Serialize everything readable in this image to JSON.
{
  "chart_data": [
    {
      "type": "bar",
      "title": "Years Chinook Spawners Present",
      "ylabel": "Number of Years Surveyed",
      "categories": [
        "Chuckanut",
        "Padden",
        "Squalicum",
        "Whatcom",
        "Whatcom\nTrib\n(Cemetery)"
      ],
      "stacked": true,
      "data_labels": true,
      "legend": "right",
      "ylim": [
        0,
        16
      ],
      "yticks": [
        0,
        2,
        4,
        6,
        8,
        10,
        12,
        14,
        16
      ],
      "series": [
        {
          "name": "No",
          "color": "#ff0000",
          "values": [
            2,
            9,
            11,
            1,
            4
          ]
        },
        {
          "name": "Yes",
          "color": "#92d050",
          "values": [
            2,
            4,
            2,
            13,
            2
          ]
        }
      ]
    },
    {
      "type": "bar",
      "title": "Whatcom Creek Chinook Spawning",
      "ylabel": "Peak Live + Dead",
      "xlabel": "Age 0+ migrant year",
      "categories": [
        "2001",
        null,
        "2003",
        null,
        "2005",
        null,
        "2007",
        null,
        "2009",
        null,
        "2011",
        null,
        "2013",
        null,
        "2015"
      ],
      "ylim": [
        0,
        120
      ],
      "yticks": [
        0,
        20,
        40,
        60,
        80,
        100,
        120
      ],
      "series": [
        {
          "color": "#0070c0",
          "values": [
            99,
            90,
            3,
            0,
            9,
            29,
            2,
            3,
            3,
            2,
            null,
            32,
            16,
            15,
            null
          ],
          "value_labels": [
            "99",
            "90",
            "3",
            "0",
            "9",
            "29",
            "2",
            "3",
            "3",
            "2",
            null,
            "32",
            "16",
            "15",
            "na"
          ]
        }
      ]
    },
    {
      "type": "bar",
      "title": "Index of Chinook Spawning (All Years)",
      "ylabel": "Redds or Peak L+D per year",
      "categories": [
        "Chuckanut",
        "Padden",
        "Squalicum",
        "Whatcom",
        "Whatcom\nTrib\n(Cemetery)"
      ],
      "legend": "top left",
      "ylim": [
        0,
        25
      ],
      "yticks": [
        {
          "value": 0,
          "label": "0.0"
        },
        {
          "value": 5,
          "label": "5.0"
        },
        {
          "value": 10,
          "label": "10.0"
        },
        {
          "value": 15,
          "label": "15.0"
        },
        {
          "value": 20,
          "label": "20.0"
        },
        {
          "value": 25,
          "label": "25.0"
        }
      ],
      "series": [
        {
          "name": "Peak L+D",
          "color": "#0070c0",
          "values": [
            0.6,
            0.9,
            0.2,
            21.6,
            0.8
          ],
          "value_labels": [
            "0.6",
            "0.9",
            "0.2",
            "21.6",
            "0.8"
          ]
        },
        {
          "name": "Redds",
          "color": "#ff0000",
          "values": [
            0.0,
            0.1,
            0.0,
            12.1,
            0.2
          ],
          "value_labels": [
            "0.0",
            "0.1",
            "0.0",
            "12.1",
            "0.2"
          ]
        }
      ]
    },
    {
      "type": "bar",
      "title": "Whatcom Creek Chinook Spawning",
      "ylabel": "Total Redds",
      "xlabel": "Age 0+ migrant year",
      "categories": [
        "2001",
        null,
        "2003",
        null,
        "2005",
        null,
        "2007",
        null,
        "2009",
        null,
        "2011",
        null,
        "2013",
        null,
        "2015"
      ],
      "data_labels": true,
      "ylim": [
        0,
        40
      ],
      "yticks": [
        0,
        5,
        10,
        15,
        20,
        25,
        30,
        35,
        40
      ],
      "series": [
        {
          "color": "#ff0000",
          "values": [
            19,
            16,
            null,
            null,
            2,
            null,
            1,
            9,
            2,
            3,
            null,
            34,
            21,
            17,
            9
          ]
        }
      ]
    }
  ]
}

###

- [EXERCISE DESCRIPTION] Look for the word "name" in every line of the listing and copy the lines that have it.

- [REPLY TO THE EXERCISE]
          "name": "No",
          "name": "Yes",
          "name": "Peak L+D",
          "name": "Redds",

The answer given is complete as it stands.